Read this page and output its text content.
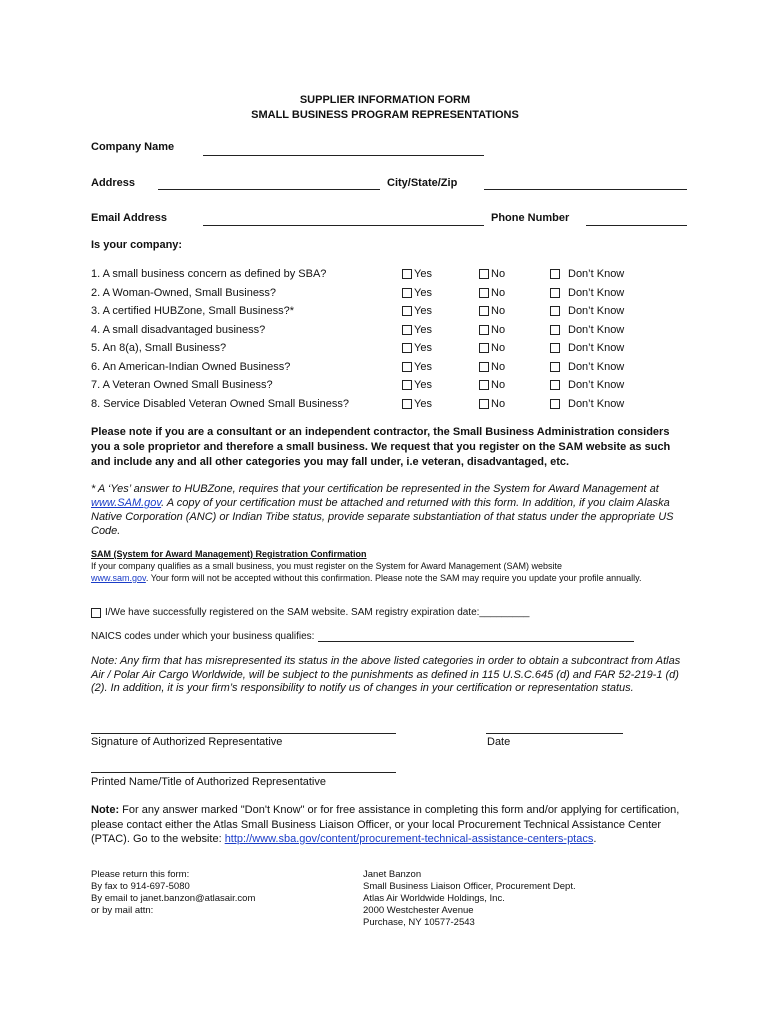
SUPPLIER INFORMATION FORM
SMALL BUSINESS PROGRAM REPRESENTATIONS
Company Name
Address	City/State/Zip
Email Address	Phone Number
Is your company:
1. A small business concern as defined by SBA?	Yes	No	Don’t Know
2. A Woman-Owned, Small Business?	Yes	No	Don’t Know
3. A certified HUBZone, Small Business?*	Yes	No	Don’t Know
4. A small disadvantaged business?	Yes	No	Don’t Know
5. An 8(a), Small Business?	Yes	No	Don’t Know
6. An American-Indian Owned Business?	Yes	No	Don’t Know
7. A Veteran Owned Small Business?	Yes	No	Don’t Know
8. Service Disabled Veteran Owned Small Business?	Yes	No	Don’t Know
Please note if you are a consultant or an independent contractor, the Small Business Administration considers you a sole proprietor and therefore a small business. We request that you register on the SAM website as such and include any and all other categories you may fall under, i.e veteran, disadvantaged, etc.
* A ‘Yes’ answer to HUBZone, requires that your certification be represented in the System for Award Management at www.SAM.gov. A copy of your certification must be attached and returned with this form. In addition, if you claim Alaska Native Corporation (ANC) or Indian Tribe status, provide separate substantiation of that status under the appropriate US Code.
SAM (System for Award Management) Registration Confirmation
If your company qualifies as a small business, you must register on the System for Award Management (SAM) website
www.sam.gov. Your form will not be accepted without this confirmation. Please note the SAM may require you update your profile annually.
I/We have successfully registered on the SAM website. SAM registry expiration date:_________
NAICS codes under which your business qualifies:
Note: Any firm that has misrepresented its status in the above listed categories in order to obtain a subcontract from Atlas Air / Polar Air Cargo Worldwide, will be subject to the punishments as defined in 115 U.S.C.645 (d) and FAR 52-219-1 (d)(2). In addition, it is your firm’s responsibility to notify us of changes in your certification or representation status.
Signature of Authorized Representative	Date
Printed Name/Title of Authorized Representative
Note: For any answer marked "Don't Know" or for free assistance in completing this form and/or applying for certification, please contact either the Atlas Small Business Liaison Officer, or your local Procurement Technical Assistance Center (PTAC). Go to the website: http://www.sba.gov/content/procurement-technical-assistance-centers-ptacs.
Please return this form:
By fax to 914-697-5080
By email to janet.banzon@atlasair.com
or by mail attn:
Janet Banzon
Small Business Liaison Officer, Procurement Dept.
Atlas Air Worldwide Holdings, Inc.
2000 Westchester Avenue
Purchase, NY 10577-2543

:::::

— Exercise prompt —
Reproduce the whole listing word for word, setting aside any pictures.

— Solution for this problem —
Read this page and output its text content.
SUPPLIER INFORMATION FORM
SMALL BUSINESS PROGRAM REPRESENTATIONS
Company Name
Address	City/State/Zip
Email Address	Phone Number
Is your company:
1. A small business concern as defined by SBA?	Yes	No	Don’t Know
2. A Woman-Owned, Small Business?	Yes	No	Don’t Know
3. A certified HUBZone, Small Business?*	Yes	No	Don’t Know
4. A small disadvantaged business?	Yes	No	Don’t Know
5. An 8(a), Small Business?	Yes	No	Don’t Know
6. An American-Indian Owned Business?	Yes	No	Don’t Know
7. A Veteran Owned Small Business?	Yes	No	Don’t Know
8. Service Disabled Veteran Owned Small Business?	Yes	No	Don’t Know
Please note if you are a consultant or an independent contractor, the Small Business Administration considers you a sole proprietor and therefore a small business. We request that you register on the SAM website as such and include any and all other categories you may fall under, i.e veteran, disadvantaged, etc.
* A ‘Yes’ answer to HUBZone, requires that your certification be represented in the System for Award Management at www.SAM.gov. A copy of your certification must be attached and returned with this form. In addition, if you claim Alaska Native Corporation (ANC) or Indian Tribe status, provide separate substantiation of that status under the appropriate US Code.
SAM (System for Award Management) Registration Confirmation
If your company qualifies as a small business, you must register on the System for Award Management (SAM) website
www.sam.gov. Your form will not be accepted without this confirmation. Please note the SAM may require you update your profile annually.
I/We have successfully registered on the SAM website. SAM registry expiration date:_________
NAICS codes under which your business qualifies:
Note: Any firm that has misrepresented its status in the above listed categories in order to obtain a subcontract from Atlas Air / Polar Air Cargo Worldwide, will be subject to the punishments as defined in 115 U.S.C.645 (d) and FAR 52-219-1 (d)(2). In addition, it is your firm’s responsibility to notify us of changes in your certification or representation status.
Signature of Authorized Representative	Date
Printed Name/Title of Authorized Representative
Note: For any answer marked "Don't Know" or for free assistance in completing this form and/or applying for certification, please contact either the Atlas Small Business Liaison Officer, or your local Procurement Technical Assistance Center (PTAC). Go to the website: http://www.sba.gov/content/procurement-technical-assistance-centers-ptacs.
Please return this form:
By fax to 914-697-5080
By email to janet.banzon@atlasair.com
or by mail attn:
Janet Banzon
Small Business Liaison Officer, Procurement Dept.
Atlas Air Worldwide Holdings, Inc.
2000 Westchester Avenue
Purchase, NY 10577-2543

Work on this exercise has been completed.